◆ TASK TO CARRY OUT:
The listing below should be written out exactly; please include all of it.
═══ RECORDS PROVIDED
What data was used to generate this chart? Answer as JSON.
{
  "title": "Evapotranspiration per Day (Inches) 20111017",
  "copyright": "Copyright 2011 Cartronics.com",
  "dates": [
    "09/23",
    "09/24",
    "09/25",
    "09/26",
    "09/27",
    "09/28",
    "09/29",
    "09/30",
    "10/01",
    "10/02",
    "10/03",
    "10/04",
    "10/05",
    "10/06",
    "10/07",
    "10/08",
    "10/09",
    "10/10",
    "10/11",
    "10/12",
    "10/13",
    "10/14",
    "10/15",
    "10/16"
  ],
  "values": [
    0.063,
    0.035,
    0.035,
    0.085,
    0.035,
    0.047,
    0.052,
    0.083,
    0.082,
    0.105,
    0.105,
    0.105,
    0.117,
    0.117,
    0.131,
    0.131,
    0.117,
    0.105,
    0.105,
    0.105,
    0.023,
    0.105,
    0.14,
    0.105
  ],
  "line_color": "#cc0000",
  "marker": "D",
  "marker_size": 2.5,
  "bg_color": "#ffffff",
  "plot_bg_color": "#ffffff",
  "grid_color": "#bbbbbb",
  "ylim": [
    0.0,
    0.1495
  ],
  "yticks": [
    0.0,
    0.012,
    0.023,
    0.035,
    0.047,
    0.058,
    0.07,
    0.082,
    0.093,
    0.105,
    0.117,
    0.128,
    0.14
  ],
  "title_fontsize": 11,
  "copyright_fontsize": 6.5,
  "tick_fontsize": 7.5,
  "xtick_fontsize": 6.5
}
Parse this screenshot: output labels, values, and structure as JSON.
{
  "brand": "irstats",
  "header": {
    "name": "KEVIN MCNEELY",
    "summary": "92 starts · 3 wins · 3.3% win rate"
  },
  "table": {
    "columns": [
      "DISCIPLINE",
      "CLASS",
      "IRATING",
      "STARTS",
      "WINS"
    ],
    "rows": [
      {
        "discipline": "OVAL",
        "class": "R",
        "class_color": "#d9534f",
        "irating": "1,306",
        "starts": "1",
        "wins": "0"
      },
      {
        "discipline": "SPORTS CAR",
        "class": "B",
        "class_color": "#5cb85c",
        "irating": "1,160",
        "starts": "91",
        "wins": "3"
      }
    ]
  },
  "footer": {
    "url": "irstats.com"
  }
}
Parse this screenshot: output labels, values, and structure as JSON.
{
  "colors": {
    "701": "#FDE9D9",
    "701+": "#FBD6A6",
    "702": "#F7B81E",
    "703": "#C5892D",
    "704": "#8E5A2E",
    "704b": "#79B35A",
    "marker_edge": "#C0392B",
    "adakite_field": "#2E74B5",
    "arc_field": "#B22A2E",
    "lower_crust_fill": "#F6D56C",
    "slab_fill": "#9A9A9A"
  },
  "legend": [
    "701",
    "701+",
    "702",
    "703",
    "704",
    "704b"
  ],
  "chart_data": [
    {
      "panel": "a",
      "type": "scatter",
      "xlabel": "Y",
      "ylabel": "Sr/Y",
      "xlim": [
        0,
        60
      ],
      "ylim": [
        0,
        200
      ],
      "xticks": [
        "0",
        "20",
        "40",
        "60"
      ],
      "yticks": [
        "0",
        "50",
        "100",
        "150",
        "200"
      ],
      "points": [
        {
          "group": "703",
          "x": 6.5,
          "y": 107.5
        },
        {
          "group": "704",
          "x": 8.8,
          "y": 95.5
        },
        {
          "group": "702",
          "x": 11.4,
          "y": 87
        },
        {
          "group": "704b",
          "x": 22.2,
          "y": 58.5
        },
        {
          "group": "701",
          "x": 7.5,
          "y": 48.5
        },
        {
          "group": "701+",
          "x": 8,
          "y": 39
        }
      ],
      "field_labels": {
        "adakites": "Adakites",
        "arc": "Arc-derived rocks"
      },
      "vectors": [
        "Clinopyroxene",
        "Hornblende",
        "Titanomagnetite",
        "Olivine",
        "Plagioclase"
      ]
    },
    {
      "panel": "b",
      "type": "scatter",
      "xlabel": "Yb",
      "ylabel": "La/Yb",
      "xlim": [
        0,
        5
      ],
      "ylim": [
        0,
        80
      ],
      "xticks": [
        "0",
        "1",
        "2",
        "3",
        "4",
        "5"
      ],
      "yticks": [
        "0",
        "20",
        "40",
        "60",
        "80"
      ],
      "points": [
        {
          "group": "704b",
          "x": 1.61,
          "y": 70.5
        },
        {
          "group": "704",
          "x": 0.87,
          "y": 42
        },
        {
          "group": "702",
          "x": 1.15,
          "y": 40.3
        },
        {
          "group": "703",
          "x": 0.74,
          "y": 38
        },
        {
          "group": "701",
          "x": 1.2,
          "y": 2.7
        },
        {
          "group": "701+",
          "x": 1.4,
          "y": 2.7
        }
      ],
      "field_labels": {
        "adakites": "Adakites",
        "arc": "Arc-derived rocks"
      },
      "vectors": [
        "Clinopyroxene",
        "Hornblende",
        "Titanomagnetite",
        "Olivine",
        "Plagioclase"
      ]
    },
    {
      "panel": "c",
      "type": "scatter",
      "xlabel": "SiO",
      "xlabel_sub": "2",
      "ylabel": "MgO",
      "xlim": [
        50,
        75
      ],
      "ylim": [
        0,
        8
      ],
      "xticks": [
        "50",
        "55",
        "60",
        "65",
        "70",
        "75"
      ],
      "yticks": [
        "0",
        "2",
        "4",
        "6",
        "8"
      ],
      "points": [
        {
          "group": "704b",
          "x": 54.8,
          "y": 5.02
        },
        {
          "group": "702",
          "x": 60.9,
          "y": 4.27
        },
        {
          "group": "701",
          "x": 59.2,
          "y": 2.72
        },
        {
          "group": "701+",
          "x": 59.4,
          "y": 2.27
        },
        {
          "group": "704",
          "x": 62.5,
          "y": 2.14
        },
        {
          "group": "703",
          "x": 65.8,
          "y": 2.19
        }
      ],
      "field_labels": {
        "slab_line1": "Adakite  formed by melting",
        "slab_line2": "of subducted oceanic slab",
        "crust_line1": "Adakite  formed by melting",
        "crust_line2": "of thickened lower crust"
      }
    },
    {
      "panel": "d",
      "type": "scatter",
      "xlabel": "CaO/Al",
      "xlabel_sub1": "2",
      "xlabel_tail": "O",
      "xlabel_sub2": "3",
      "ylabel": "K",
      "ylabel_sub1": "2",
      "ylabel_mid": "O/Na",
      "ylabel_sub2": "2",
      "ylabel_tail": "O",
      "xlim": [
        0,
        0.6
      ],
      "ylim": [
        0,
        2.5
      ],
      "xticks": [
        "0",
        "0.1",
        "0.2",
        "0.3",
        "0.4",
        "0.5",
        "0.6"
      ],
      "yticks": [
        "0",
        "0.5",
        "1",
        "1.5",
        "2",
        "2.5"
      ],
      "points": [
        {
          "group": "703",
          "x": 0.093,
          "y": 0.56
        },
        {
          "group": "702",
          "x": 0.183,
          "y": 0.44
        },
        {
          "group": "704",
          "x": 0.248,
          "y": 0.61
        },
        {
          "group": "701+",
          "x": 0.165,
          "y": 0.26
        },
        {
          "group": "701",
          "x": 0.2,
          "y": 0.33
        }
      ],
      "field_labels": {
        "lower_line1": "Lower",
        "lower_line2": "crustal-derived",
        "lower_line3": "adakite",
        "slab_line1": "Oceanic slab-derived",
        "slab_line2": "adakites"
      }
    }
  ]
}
══════
◆ WRITTEN REPLY:
What data was used to generate this chart? Answer as JSON.
{
  "title": "Evapotranspiration per Day (Inches) 20111017",
  "copyright": "Copyright 2011 Cartronics.com",
  "dates": [
    "09/23",
    "09/24",
    "09/25",
    "09/26",
    "09/27",
    "09/28",
    "09/29",
    "09/30",
    "10/01",
    "10/02",
    "10/03",
    "10/04",
    "10/05",
    "10/06",
    "10/07",
    "10/08",
    "10/09",
    "10/10",
    "10/11",
    "10/12",
    "10/13",
    "10/14",
    "10/15",
    "10/16"
  ],
  "values": [
    0.063,
    0.035,
    0.035,
    0.085,
    0.035,
    0.047,
    0.052,
    0.083,
    0.082,
    0.105,
    0.105,
    0.105,
    0.117,
    0.117,
    0.131,
    0.131,
    0.117,
    0.105,
    0.105,
    0.105,
    0.023,
    0.105,
    0.14,
    0.105
  ],
  "line_color": "#cc0000",
  "marker": "D",
  "marker_size": 2.5,
  "bg_color": "#ffffff",
  "plot_bg_color": "#ffffff",
  "grid_color": "#bbbbbb",
  "ylim": [
    0.0,
    0.1495
  ],
  "yticks": [
    0.0,
    0.012,
    0.023,
    0.035,
    0.047,
    0.058,
    0.07,
    0.082,
    0.093,
    0.105,
    0.117,
    0.128,
    0.14
  ],
  "title_fontsize": 11,
  "copyright_fontsize": 6.5,
  "tick_fontsize": 7.5,
  "xtick_fontsize": 6.5
}
Parse this screenshot: output labels, values, and structure as JSON.
{
  "brand": "irstats",
  "header": {
    "name": "KEVIN MCNEELY",
    "summary": "92 starts · 3 wins · 3.3% win rate"
  },
  "table": {
    "columns": [
      "DISCIPLINE",
      "CLASS",
      "IRATING",
      "STARTS",
      "WINS"
    ],
    "rows": [
      {
        "discipline": "OVAL",
        "class": "R",
        "class_color": "#d9534f",
        "irating": "1,306",
        "starts": "1",
        "wins": "0"
      },
      {
        "discipline": "SPORTS CAR",
        "class": "B",
        "class_color": "#5cb85c",
        "irating": "1,160",
        "starts": "91",
        "wins": "3"
      }
    ]
  },
  "footer": {
    "url": "irstats.com"
  }
}
Parse this screenshot: output labels, values, and structure as JSON.
{
  "colors": {
    "701": "#FDE9D9",
    "701+": "#FBD6A6",
    "702": "#F7B81E",
    "703": "#C5892D",
    "704": "#8E5A2E",
    "704b": "#79B35A",
    "marker_edge": "#C0392B",
    "adakite_field": "#2E74B5",
    "arc_field": "#B22A2E",
    "lower_crust_fill": "#F6D56C",
    "slab_fill": "#9A9A9A"
  },
  "legend": [
    "701",
    "701+",
    "702",
    "703",
    "704",
    "704b"
  ],
  "chart_data": [
    {
      "panel": "a",
      "type": "scatter",
      "xlabel": "Y",
      "ylabel": "Sr/Y",
      "xlim": [
        0,
        60
      ],
      "ylim": [
        0,
        200
      ],
      "xticks": [
        "0",
        "20",
        "40",
        "60"
      ],
      "yticks": [
        "0",
        "50",
        "100",
        "150",
        "200"
      ],
      "points": [
        {
          "group": "703",
          "x": 6.5,
          "y": 107.5
        },
        {
          "group": "704",
          "x": 8.8,
          "y": 95.5
        },
        {
          "group": "702",
          "x": 11.4,
          "y": 87
        },
        {
          "group": "704b",
          "x": 22.2,
          "y": 58.5
        },
        {
          "group": "701",
          "x": 7.5,
          "y": 48.5
        },
        {
          "group": "701+",
          "x": 8,
          "y": 39
        }
      ],
      "field_labels": {
        "adakites": "Adakites",
        "arc": "Arc-derived rocks"
      },
      "vectors": [
        "Clinopyroxene",
        "Hornblende",
        "Titanomagnetite",
        "Olivine",
        "Plagioclase"
      ]
    },
    {
      "panel": "b",
      "type": "scatter",
      "xlabel": "Yb",
      "ylabel": "La/Yb",
      "xlim": [
        0,
        5
      ],
      "ylim": [
        0,
        80
      ],
      "xticks": [
        "0",
        "1",
        "2",
        "3",
        "4",
        "5"
      ],
      "yticks": [
        "0",
        "20",
        "40",
        "60",
        "80"
      ],
      "points": [
        {
          "group": "704b",
          "x": 1.61,
          "y": 70.5
        },
        {
          "group": "704",
          "x": 0.87,
          "y": 42
        },
        {
          "group": "702",
          "x": 1.15,
          "y": 40.3
        },
        {
          "group": "703",
          "x": 0.74,
          "y": 38
        },
        {
          "group": "701",
          "x": 1.2,
          "y": 2.7
        },
        {
          "group": "701+",
          "x": 1.4,
          "y": 2.7
        }
      ],
      "field_labels": {
        "adakites": "Adakites",
        "arc": "Arc-derived rocks"
      },
      "vectors": [
        "Clinopyroxene",
        "Hornblende",
        "Titanomagnetite",
        "Olivine",
        "Plagioclase"
      ]
    },
    {
      "panel": "c",
      "type": "scatter",
      "xlabel": "SiO",
      "xlabel_sub": "2",
      "ylabel": "MgO",
      "xlim": [
        50,
        75
      ],
      "ylim": [
        0,
        8
      ],
      "xticks": [
        "50",
        "55",
        "60",
        "65",
        "70",
        "75"
      ],
      "yticks": [
        "0",
        "2",
        "4",
        "6",
        "8"
      ],
      "points": [
        {
          "group": "704b",
          "x": 54.8,
          "y": 5.02
        },
        {
          "group": "702",
          "x": 60.9,
          "y": 4.27
        },
        {
          "group": "701",
          "x": 59.2,
          "y": 2.72
        },
        {
          "group": "701+",
          "x": 59.4,
          "y": 2.27
        },
        {
          "group": "704",
          "x": 62.5,
          "y": 2.14
        },
        {
          "group": "703",
          "x": 65.8,
          "y": 2.19
        }
      ],
      "field_labels": {
        "slab_line1": "Adakite  formed by melting",
        "slab_line2": "of subducted oceanic slab",
        "crust_line1": "Adakite  formed by melting",
        "crust_line2": "of thickened lower crust"
      }
    },
    {
      "panel": "d",
      "type": "scatter",
      "xlabel": "CaO/Al",
      "xlabel_sub1": "2",
      "xlabel_tail": "O",
      "xlabel_sub2": "3",
      "ylabel": "K",
      "ylabel_sub1": "2",
      "ylabel_mid": "O/Na",
      "ylabel_sub2": "2",
      "ylabel_tail": "O",
      "xlim": [
        0,
        0.6
      ],
      "ylim": [
        0,
        2.5
      ],
      "xticks": [
        "0",
        "0.1",
        "0.2",
        "0.3",
        "0.4",
        "0.5",
        "0.6"
      ],
      "yticks": [
        "0",
        "0.5",
        "1",
        "1.5",
        "2",
        "2.5"
      ],
      "points": [
        {
          "group": "703",
          "x": 0.093,
          "y": 0.56
        },
        {
          "group": "702",
          "x": 0.183,
          "y": 0.44
        },
        {
          "group": "704",
          "x": 0.248,
          "y": 0.61
        },
        {
          "group": "701+",
          "x": 0.165,
          "y": 0.26
        },
        {
          "group": "701",
          "x": 0.2,
          "y": 0.33
        }
      ],
      "field_labels": {
        "lower_line1": "Lower",
        "lower_line2": "crustal-derived",
        "lower_line3": "adakite",
        "slab_line1": "Oceanic slab-derived",
        "slab_line2": "adakites"
      }
    }
  ]
}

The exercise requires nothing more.